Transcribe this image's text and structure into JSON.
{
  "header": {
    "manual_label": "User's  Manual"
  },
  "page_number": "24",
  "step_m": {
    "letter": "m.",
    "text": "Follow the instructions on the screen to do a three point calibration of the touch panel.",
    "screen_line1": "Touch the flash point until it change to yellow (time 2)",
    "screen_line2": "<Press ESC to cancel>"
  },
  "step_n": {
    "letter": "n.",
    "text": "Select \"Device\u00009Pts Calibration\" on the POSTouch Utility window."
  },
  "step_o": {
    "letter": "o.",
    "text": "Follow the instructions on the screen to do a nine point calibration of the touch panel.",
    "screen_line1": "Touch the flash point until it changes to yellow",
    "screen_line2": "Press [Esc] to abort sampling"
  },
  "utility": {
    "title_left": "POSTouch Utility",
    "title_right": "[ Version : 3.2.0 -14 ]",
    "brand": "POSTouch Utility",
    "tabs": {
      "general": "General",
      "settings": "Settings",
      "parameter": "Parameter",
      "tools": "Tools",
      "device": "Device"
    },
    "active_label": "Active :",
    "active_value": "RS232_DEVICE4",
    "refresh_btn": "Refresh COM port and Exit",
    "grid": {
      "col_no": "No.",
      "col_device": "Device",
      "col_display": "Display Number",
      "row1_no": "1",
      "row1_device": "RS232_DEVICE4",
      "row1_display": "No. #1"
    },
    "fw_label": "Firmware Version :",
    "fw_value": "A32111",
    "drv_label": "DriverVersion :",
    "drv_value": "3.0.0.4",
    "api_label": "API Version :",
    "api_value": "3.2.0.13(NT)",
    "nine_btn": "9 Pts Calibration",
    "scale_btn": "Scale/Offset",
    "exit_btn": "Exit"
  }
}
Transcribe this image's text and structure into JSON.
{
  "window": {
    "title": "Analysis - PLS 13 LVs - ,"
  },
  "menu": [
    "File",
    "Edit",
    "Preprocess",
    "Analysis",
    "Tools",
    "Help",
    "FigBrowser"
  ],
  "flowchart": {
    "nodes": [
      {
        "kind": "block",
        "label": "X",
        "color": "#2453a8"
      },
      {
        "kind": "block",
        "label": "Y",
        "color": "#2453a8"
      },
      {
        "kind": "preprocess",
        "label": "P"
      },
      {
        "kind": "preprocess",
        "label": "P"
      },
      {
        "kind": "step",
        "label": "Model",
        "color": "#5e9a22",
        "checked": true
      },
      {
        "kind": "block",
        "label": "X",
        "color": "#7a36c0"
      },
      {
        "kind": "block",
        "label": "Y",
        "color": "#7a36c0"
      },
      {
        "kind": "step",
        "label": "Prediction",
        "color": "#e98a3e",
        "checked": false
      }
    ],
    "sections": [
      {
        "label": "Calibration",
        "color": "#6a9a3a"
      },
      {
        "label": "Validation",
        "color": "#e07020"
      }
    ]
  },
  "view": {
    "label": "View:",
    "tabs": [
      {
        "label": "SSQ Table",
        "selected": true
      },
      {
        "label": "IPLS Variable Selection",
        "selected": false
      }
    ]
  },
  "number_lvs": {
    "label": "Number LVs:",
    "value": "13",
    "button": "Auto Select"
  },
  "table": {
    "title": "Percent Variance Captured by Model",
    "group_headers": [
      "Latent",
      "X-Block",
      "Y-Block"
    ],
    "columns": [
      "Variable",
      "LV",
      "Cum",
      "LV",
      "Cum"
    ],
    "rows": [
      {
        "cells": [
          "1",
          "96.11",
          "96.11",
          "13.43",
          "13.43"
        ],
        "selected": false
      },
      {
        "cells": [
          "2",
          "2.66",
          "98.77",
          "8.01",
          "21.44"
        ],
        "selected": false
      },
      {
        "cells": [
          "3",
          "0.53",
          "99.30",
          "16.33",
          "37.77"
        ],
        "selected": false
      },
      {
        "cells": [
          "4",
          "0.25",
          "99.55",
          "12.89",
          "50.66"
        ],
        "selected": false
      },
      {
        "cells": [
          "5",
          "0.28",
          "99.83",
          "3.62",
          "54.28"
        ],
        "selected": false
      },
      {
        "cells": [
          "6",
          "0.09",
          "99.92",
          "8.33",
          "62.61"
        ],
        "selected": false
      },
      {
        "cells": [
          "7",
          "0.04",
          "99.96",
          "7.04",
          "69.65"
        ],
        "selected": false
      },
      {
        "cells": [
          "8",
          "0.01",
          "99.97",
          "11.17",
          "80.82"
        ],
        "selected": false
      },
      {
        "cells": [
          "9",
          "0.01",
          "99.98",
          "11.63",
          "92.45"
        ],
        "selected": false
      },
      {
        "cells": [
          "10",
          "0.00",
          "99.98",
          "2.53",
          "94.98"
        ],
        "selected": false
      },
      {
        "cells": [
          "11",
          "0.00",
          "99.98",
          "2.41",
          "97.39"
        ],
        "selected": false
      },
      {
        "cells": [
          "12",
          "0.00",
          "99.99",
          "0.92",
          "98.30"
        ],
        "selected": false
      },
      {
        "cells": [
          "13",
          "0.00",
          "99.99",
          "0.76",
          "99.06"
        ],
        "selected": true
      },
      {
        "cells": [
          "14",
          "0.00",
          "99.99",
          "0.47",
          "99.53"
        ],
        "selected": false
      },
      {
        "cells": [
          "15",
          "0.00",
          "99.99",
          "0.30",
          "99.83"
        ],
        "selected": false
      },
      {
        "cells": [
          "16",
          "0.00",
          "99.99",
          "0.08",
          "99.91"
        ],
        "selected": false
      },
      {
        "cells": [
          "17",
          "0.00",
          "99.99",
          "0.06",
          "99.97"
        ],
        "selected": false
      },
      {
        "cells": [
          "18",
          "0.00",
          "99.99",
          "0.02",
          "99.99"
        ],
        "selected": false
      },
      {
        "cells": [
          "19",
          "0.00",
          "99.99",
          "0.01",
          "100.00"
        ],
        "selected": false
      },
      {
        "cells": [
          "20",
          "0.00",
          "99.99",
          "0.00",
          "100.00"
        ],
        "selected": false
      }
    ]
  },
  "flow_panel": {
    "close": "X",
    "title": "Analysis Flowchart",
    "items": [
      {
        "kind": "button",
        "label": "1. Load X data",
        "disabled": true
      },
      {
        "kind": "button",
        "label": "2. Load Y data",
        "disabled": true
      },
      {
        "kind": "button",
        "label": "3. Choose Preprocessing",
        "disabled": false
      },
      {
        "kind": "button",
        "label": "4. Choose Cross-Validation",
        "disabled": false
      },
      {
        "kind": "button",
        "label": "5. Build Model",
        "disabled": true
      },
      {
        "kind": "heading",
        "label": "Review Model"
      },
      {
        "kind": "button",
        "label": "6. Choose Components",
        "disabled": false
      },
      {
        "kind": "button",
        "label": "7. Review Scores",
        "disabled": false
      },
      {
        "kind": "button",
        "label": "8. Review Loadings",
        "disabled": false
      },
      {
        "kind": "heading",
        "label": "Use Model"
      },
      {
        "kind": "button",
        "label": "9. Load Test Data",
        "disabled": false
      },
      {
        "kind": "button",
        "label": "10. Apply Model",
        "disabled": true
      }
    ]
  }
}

- - - -

Identify every line holding the word "point" and copy it out.

    "text": "Follow the instructions on the screen to do a three point calibration of the touch panel.",
    "screen_line1": "Touch the flash point until it change to yellow (time 2)",
    "text": "Follow the instructions on the screen to do a nine point calibration of the touch panel.",
    "screen_line1": "Touch the flash point until it changes to yellow",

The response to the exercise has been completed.